__Work to be completed__. Please show every line in the entries below that includes the word "GROWTH".

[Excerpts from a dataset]
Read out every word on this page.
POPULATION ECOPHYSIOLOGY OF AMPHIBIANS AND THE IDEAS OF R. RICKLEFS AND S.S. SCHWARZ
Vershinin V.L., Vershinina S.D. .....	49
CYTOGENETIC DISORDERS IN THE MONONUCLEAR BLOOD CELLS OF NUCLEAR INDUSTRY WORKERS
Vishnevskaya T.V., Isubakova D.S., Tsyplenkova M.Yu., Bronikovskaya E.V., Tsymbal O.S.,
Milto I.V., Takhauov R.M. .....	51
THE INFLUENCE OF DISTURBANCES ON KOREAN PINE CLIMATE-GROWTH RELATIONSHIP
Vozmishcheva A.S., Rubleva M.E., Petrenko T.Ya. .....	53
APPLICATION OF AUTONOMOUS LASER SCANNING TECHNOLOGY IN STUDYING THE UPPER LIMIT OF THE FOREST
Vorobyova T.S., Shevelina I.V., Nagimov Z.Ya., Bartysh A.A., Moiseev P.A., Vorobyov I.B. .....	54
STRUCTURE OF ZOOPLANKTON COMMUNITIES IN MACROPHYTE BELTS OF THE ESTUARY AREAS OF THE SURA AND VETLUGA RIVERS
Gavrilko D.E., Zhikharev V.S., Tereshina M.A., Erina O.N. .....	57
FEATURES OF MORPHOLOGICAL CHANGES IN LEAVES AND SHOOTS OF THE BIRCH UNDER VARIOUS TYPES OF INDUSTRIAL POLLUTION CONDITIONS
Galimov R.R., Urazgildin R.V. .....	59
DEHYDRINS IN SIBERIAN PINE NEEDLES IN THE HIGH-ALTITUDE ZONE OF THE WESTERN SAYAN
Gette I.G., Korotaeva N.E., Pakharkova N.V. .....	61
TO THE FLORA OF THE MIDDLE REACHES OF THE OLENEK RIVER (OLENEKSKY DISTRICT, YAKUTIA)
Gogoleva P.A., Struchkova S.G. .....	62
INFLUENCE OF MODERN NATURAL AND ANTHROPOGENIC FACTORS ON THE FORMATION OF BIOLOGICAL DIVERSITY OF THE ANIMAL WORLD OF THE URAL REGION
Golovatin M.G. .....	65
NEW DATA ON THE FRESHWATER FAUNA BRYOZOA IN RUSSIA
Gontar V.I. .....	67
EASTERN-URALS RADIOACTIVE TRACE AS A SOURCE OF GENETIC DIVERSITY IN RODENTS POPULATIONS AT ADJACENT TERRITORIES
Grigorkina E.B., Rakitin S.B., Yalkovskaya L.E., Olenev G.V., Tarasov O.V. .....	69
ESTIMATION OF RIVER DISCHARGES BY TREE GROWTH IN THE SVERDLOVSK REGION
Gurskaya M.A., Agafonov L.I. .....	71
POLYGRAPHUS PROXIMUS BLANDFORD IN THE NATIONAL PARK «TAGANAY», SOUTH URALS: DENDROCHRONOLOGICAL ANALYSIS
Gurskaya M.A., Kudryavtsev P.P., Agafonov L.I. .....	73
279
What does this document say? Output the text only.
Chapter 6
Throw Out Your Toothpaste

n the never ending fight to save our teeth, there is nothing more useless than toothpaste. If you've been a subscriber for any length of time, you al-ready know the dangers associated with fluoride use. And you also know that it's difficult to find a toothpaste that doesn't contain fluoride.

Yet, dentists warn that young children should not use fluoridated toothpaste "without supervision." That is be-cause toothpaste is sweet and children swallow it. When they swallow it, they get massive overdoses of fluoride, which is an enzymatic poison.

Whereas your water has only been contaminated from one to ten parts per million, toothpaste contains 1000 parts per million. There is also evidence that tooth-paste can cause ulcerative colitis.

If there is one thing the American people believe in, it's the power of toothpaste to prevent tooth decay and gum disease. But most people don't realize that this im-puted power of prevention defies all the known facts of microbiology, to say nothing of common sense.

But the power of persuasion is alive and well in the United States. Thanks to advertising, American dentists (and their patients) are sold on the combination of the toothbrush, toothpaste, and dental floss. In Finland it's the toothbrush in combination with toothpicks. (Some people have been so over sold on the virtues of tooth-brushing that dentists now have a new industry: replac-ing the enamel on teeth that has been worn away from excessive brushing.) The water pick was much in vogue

__Exercise response__.
THE INFLUENCE OF DISTURBANCES ON KOREAN PINE CLIMATE-GROWTH RELATIONSHIP
ESTIMATION OF RIVER DISCHARGES BY TREE GROWTH IN THE SVERDLOVSK REGION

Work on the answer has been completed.